Print out every line, exactly as written.

> Records for processing
——————————
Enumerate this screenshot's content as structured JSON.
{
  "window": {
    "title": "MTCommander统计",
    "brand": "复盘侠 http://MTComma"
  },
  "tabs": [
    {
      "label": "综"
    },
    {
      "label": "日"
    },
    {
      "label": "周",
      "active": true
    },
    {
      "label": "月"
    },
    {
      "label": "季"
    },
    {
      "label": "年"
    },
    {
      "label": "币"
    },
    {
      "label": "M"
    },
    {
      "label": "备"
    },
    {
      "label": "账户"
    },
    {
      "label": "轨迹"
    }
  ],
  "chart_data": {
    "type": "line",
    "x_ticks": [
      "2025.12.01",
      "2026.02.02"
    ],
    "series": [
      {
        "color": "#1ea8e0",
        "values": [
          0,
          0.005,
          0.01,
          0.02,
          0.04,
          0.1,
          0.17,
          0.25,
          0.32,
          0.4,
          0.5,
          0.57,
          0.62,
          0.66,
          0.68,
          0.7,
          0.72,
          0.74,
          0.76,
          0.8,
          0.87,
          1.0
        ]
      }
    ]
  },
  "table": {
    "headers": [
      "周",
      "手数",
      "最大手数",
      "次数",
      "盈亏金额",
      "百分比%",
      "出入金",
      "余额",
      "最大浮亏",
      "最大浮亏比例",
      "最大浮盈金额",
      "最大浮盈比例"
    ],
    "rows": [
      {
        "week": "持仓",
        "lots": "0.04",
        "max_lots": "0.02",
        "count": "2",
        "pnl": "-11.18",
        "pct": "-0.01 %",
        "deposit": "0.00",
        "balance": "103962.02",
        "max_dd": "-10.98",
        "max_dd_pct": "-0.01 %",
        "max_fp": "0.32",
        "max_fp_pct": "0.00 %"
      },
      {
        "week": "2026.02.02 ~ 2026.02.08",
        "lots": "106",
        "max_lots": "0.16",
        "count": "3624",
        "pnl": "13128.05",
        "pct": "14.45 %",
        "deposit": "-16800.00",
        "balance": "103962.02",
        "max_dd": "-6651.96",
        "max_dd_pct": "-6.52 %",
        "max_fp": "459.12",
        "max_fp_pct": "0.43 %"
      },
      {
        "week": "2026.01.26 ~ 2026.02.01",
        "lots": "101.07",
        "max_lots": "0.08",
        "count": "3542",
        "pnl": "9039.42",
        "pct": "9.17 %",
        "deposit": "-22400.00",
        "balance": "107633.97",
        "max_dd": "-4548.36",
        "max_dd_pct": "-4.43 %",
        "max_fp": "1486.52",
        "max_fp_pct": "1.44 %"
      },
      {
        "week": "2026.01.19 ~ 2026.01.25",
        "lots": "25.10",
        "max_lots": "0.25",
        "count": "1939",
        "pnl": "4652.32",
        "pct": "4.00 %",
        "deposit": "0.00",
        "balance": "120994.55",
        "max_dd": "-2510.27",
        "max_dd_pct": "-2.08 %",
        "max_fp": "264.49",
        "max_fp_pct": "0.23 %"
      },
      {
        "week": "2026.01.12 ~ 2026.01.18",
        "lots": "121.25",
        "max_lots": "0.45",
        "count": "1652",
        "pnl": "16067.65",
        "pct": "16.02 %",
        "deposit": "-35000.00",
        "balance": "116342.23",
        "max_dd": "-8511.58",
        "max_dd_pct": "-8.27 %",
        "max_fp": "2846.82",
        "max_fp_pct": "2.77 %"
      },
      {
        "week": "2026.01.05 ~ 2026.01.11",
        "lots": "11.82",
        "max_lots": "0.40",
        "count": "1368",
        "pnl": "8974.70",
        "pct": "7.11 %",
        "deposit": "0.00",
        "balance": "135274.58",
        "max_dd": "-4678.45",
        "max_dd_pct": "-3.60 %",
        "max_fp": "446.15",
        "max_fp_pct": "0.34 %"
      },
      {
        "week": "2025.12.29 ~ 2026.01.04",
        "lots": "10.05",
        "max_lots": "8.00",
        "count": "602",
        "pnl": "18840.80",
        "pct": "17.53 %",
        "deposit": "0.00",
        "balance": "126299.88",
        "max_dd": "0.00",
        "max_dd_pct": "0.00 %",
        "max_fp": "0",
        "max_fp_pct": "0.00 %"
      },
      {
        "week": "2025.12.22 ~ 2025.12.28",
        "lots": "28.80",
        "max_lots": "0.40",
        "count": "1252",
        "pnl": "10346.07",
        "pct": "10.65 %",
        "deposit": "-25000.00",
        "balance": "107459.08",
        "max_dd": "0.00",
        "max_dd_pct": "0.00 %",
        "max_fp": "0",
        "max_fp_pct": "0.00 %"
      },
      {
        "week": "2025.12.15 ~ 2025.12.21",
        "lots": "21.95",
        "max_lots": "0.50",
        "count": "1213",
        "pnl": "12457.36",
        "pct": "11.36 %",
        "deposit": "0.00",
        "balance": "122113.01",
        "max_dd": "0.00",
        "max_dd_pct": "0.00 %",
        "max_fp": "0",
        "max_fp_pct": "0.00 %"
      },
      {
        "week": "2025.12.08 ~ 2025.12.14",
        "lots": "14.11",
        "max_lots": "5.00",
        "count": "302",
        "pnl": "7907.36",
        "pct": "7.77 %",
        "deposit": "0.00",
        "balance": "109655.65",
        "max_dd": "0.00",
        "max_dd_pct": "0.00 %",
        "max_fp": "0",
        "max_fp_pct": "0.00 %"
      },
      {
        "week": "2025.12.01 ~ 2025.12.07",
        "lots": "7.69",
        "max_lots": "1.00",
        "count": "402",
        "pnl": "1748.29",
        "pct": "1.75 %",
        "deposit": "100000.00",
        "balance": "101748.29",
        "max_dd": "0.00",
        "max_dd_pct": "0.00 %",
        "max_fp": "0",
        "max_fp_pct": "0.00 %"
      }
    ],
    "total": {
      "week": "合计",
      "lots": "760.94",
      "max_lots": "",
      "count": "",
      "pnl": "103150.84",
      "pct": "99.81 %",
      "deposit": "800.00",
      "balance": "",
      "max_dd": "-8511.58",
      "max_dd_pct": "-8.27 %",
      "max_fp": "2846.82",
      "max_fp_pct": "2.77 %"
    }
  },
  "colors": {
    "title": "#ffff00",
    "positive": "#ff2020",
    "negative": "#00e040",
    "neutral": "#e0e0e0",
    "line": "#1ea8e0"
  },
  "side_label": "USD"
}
——————————
> Exercise output
Enumerate this screenshot's content as structured JSON.
{
  "window": {
    "title": "MTCommander统计",
    "brand": "复盘侠 http://MTComma"
  },
  "tabs": [
    {
      "label": "综"
    },
    {
      "label": "日"
    },
    {
      "label": "周",
      "active": true
    },
    {
      "label": "月"
    },
    {
      "label": "季"
    },
    {
      "label": "年"
    },
    {
      "label": "币"
    },
    {
      "label": "M"
    },
    {
      "label": "备"
    },
    {
      "label": "账户"
    },
    {
      "label": "轨迹"
    }
  ],
  "chart_data": {
    "type": "line",
    "x_ticks": [
      "2025.12.01",
      "2026.02.02"
    ],
    "series": [
      {
        "color": "#1ea8e0",
        "values": [
          0,
          0.005,
          0.01,
          0.02,
          0.04,
          0.1,
          0.17,
          0.25,
          0.32,
          0.4,
          0.5,
          0.57,
          0.62,
          0.66,
          0.68,
          0.7,
          0.72,
          0.74,
          0.76,
          0.8,
          0.87,
          1.0
        ]
      }
    ]
  },
  "table": {
    "headers": [
      "周",
      "手数",
      "最大手数",
      "次数",
      "盈亏金额",
      "百分比%",
      "出入金",
      "余额",
      "最大浮亏",
      "最大浮亏比例",
      "最大浮盈金额",
      "最大浮盈比例"
    ],
    "rows": [
      {
        "week": "持仓",
        "lots": "0.04",
        "max_lots": "0.02",
        "count": "2",
        "pnl": "-11.18",
        "pct": "-0.01 %",
        "deposit": "0.00",
        "balance": "103962.02",
        "max_dd": "-10.98",
        "max_dd_pct": "-0.01 %",
        "max_fp": "0.32",
        "max_fp_pct": "0.00 %"
      },
      {
        "week": "2026.02.02 ~ 2026.02.08",
        "lots": "106",
        "max_lots": "0.16",
        "count": "3624",
        "pnl": "13128.05",
        "pct": "14.45 %",
        "deposit": "-16800.00",
        "balance": "103962.02",
        "max_dd": "-6651.96",
        "max_dd_pct": "-6.52 %",
        "max_fp": "459.12",
        "max_fp_pct": "0.43 %"
      },
      {
        "week": "2026.01.26 ~ 2026.02.01",
        "lots": "101.07",
        "max_lots": "0.08",
        "count": "3542",
        "pnl": "9039.42",
        "pct": "9.17 %",
        "deposit": "-22400.00",
        "balance": "107633.97",
        "max_dd": "-4548.36",
        "max_dd_pct": "-4.43 %",
        "max_fp": "1486.52",
        "max_fp_pct": "1.44 %"
      },
      {
        "week": "2026.01.19 ~ 2026.01.25",
        "lots": "25.10",
        "max_lots": "0.25",
        "count": "1939",
        "pnl": "4652.32",
        "pct": "4.00 %",
        "deposit": "0.00",
        "balance": "120994.55",
        "max_dd": "-2510.27",
        "max_dd_pct": "-2.08 %",
        "max_fp": "264.49",
        "max_fp_pct": "0.23 %"
      },
      {
        "week": "2026.01.12 ~ 2026.01.18",
        "lots": "121.25",
        "max_lots": "0.45",
        "count": "1652",
        "pnl": "16067.65",
        "pct": "16.02 %",
        "deposit": "-35000.00",
        "balance": "116342.23",
        "max_dd": "-8511.58",
        "max_dd_pct": "-8.27 %",
        "max_fp": "2846.82",
        "max_fp_pct": "2.77 %"
      },
      {
        "week": "2026.01.05 ~ 2026.01.11",
        "lots": "11.82",
        "max_lots": "0.40",
        "count": "1368",
        "pnl": "8974.70",
        "pct": "7.11 %",
        "deposit": "0.00",
        "balance": "135274.58",
        "max_dd": "-4678.45",
        "max_dd_pct": "-3.60 %",
        "max_fp": "446.15",
        "max_fp_pct": "0.34 %"
      },
      {
        "week": "2025.12.29 ~ 2026.01.04",
        "lots": "10.05",
        "max_lots": "8.00",
        "count": "602",
        "pnl": "18840.80",
        "pct": "17.53 %",
        "deposit": "0.00",
        "balance": "126299.88",
        "max_dd": "0.00",
        "max_dd_pct": "0.00 %",
        "max_fp": "0",
        "max_fp_pct": "0.00 %"
      },
      {
        "week": "2025.12.22 ~ 2025.12.28",
        "lots": "28.80",
        "max_lots": "0.40",
        "count": "1252",
        "pnl": "10346.07",
        "pct": "10.65 %",
        "deposit": "-25000.00",
        "balance": "107459.08",
        "max_dd": "0.00",
        "max_dd_pct": "0.00 %",
        "max_fp": "0",
        "max_fp_pct": "0.00 %"
      },
      {
        "week": "2025.12.15 ~ 2025.12.21",
        "lots": "21.95",
        "max_lots": "0.50",
        "count": "1213",
        "pnl": "12457.36",
        "pct": "11.36 %",
        "deposit": "0.00",
        "balance": "122113.01",
        "max_dd": "0.00",
        "max_dd_pct": "0.00 %",
        "max_fp": "0",
        "max_fp_pct": "0.00 %"
      },
      {
        "week": "2025.12.08 ~ 2025.12.14",
        "lots": "14.11",
        "max_lots": "5.00",
        "count": "302",
        "pnl": "7907.36",
        "pct": "7.77 %",
        "deposit": "0.00",
        "balance": "109655.65",
        "max_dd": "0.00",
        "max_dd_pct": "0.00 %",
        "max_fp": "0",
        "max_fp_pct": "0.00 %"
      },
      {
        "week": "2025.12.01 ~ 2025.12.07",
        "lots": "7.69",
        "max_lots": "1.00",
        "count": "402",
        "pnl": "1748.29",
        "pct": "1.75 %",
        "deposit": "100000.00",
        "balance": "101748.29",
        "max_dd": "0.00",
        "max_dd_pct": "0.00 %",
        "max_fp": "0",
        "max_fp_pct": "0.00 %"
      }
    ],
    "total": {
      "week": "合计",
      "lots": "760.94",
      "max_lots": "",
      "count": "",
      "pnl": "103150.84",
      "pct": "99.81 %",
      "deposit": "800.00",
      "balance": "",
      "max_dd": "-8511.58",
      "max_dd_pct": "-8.27 %",
      "max_fp": "2846.82",
      "max_fp_pct": "2.77 %"
    }
  },
  "colors": {
    "title": "#ffff00",
    "positive": "#ff2020",
    "negative": "#00e040",
    "neutral": "#e0e0e0",
    "line": "#1ea8e0"
  },
  "side_label": "USD"
}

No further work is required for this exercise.